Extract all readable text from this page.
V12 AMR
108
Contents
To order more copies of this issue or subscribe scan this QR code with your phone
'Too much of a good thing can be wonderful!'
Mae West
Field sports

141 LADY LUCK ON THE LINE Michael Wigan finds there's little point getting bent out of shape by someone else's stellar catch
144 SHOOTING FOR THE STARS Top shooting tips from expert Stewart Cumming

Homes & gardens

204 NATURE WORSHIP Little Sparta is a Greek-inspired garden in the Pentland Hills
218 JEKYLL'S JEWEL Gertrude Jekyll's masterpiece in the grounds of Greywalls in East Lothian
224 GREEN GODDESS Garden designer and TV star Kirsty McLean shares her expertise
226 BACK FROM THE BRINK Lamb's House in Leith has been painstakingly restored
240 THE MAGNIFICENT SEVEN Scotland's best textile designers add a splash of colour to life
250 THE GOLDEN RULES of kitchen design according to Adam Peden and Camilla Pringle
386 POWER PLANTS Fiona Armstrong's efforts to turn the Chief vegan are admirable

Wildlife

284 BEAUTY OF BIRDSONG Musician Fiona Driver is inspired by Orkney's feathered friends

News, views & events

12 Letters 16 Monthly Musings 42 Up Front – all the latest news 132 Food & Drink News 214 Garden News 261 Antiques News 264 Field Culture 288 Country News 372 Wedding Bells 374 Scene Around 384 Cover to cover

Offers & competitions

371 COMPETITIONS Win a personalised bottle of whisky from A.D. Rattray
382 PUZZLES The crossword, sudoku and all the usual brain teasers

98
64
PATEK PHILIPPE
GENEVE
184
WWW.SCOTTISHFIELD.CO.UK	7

# # # # #

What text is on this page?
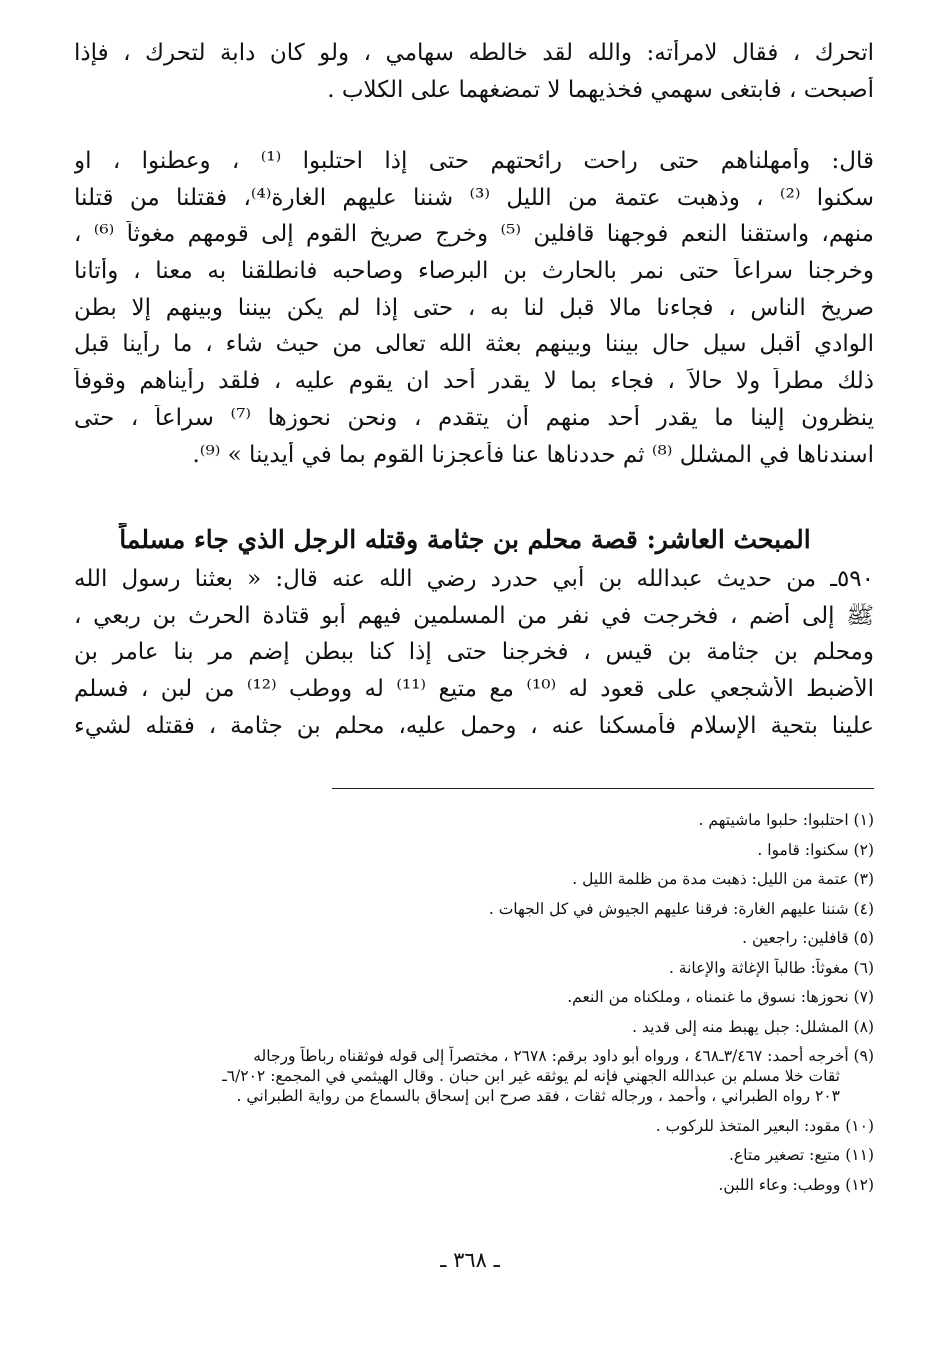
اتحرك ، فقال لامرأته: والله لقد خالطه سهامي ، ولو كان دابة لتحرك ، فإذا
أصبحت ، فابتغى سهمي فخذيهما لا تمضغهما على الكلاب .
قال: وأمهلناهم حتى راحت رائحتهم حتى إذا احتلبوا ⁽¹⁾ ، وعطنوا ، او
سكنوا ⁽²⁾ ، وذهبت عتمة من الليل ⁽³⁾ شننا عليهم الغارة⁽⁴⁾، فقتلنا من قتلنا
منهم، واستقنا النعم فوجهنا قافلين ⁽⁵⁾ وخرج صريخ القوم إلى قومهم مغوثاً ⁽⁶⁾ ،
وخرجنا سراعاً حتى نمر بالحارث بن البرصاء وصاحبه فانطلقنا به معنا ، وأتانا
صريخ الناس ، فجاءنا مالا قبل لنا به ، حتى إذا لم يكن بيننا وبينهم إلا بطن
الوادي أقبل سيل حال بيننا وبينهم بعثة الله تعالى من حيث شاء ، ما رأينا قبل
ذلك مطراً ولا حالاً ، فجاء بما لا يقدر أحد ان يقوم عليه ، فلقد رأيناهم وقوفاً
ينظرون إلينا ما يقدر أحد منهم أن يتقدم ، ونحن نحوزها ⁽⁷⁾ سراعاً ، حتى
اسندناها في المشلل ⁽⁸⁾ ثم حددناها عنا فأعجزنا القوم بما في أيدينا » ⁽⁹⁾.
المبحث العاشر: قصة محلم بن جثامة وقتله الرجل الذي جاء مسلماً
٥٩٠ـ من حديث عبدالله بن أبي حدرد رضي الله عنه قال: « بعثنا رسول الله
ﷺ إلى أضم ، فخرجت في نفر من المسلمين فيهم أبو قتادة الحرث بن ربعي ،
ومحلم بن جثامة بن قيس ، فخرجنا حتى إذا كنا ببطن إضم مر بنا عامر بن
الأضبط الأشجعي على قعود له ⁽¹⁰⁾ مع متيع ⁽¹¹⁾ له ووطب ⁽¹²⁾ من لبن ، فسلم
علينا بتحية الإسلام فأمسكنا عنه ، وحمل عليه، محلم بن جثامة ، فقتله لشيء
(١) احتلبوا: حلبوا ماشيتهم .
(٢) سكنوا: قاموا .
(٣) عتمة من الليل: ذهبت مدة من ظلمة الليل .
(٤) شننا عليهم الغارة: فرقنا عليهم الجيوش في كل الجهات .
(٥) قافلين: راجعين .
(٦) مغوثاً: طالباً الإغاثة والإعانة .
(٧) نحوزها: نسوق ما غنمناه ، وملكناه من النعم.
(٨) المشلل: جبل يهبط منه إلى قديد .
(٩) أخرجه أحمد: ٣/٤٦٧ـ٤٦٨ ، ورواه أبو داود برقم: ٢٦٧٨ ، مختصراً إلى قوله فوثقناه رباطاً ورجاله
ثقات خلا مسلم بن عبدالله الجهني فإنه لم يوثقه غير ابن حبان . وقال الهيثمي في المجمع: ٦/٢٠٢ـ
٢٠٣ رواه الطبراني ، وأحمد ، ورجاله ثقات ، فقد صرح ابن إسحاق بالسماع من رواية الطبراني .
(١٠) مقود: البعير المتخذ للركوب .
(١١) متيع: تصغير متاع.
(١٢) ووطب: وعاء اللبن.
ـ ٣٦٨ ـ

# # # # #

Instructions for the task — Isolate the lines that hold the word "ورجاله" and copy all of them.

Task output —
(٩) أخرجه أحمد: ٣/٤٦٧ـ٤٦٨ ، ورواه أبو داود برقم: ٢٦٧٨ ، مختصراً إلى قوله فوثقناه رباطاً ورجاله
٢٠٣ رواه الطبراني ، وأحمد ، ورجاله ثقات ، فقد صرح ابن إسحاق بالسماع من رواية الطبراني .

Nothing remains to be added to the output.